# [What needs to be done]
Transcribe the material verbatim in full; the pictures do not belong in the copy.

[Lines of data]
══════

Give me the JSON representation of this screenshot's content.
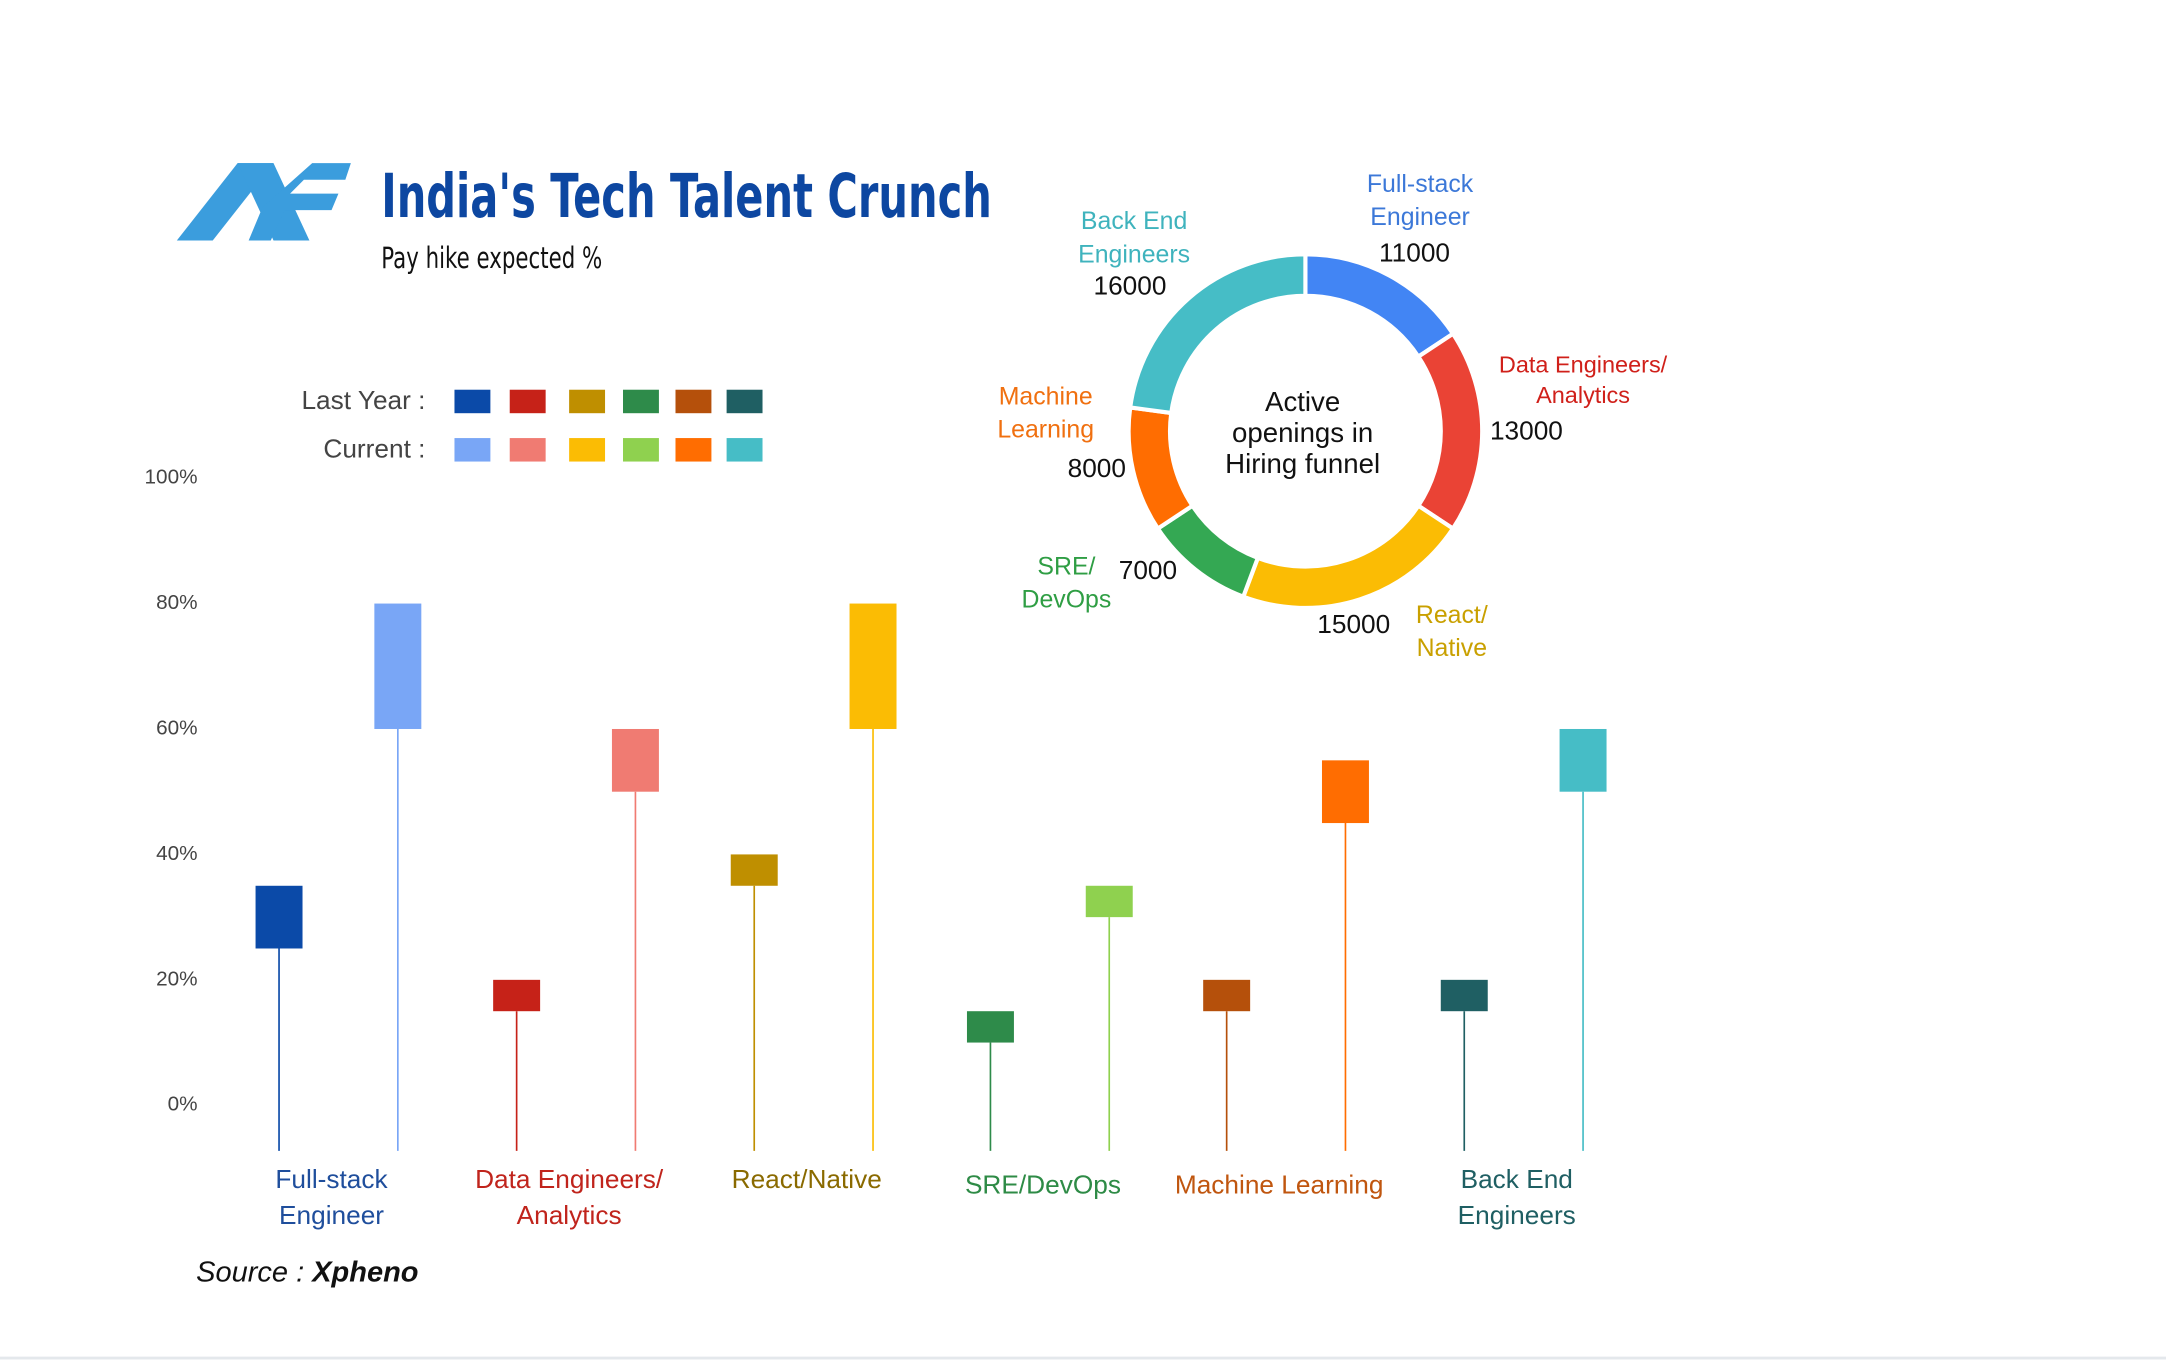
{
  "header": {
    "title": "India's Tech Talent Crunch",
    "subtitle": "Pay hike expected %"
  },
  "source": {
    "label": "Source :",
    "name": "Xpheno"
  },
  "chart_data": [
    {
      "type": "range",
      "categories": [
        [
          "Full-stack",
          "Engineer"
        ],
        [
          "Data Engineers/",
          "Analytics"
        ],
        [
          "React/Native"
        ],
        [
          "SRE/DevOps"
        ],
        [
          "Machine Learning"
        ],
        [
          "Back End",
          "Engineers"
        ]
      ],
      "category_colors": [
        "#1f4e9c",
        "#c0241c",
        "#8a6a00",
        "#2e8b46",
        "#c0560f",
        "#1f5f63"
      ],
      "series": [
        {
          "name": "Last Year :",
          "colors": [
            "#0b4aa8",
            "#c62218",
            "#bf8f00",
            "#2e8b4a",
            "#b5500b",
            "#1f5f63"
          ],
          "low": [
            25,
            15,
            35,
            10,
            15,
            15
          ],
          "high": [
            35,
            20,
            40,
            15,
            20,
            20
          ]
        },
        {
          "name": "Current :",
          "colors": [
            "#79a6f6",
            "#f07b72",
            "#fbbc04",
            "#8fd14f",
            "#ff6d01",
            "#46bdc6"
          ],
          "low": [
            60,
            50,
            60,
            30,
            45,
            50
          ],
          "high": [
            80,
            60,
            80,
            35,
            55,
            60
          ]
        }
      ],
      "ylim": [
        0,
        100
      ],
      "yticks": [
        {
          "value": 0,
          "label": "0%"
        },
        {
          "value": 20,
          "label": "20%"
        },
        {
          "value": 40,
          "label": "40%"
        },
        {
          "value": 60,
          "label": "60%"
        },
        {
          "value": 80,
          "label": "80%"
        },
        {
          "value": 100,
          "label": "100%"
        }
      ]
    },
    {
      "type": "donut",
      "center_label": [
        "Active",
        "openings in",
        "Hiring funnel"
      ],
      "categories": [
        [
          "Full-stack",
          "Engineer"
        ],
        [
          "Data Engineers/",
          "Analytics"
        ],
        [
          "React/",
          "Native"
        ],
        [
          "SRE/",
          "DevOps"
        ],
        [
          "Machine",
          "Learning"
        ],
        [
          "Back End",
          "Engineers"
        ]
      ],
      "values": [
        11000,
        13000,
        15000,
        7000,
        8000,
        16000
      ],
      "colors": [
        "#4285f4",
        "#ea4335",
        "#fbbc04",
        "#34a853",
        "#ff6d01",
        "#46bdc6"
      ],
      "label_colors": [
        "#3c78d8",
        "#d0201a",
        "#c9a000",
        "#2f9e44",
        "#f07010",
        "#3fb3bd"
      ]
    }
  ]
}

══════

# [Task solution]
Give me the JSON representation of this screenshot's content.
{
  "header": {
    "title": "India's Tech Talent Crunch",
    "subtitle": "Pay hike expected %"
  },
  "source": {
    "label": "Source :",
    "name": "Xpheno"
  },
  "chart_data": [
    {
      "type": "range",
      "categories": [
        [
          "Full-stack",
          "Engineer"
        ],
        [
          "Data Engineers/",
          "Analytics"
        ],
        [
          "React/Native"
        ],
        [
          "SRE/DevOps"
        ],
        [
          "Machine Learning"
        ],
        [
          "Back End",
          "Engineers"
        ]
      ],
      "category_colors": [
        "#1f4e9c",
        "#c0241c",
        "#8a6a00",
        "#2e8b46",
        "#c0560f",
        "#1f5f63"
      ],
      "series": [
        {
          "name": "Last Year :",
          "colors": [
            "#0b4aa8",
            "#c62218",
            "#bf8f00",
            "#2e8b4a",
            "#b5500b",
            "#1f5f63"
          ],
          "low": [
            25,
            15,
            35,
            10,
            15,
            15
          ],
          "high": [
            35,
            20,
            40,
            15,
            20,
            20
          ]
        },
        {
          "name": "Current :",
          "colors": [
            "#79a6f6",
            "#f07b72",
            "#fbbc04",
            "#8fd14f",
            "#ff6d01",
            "#46bdc6"
          ],
          "low": [
            60,
            50,
            60,
            30,
            45,
            50
          ],
          "high": [
            80,
            60,
            80,
            35,
            55,
            60
          ]
        }
      ],
      "ylim": [
        0,
        100
      ],
      "yticks": [
        {
          "value": 0,
          "label": "0%"
        },
        {
          "value": 20,
          "label": "20%"
        },
        {
          "value": 40,
          "label": "40%"
        },
        {
          "value": 60,
          "label": "60%"
        },
        {
          "value": 80,
          "label": "80%"
        },
        {
          "value": 100,
          "label": "100%"
        }
      ]
    },
    {
      "type": "donut",
      "center_label": [
        "Active",
        "openings in",
        "Hiring funnel"
      ],
      "categories": [
        [
          "Full-stack",
          "Engineer"
        ],
        [
          "Data Engineers/",
          "Analytics"
        ],
        [
          "React/",
          "Native"
        ],
        [
          "SRE/",
          "DevOps"
        ],
        [
          "Machine",
          "Learning"
        ],
        [
          "Back End",
          "Engineers"
        ]
      ],
      "values": [
        11000,
        13000,
        15000,
        7000,
        8000,
        16000
      ],
      "colors": [
        "#4285f4",
        "#ea4335",
        "#fbbc04",
        "#34a853",
        "#ff6d01",
        "#46bdc6"
      ],
      "label_colors": [
        "#3c78d8",
        "#d0201a",
        "#c9a000",
        "#2f9e44",
        "#f07010",
        "#3fb3bd"
      ]
    }
  ]
}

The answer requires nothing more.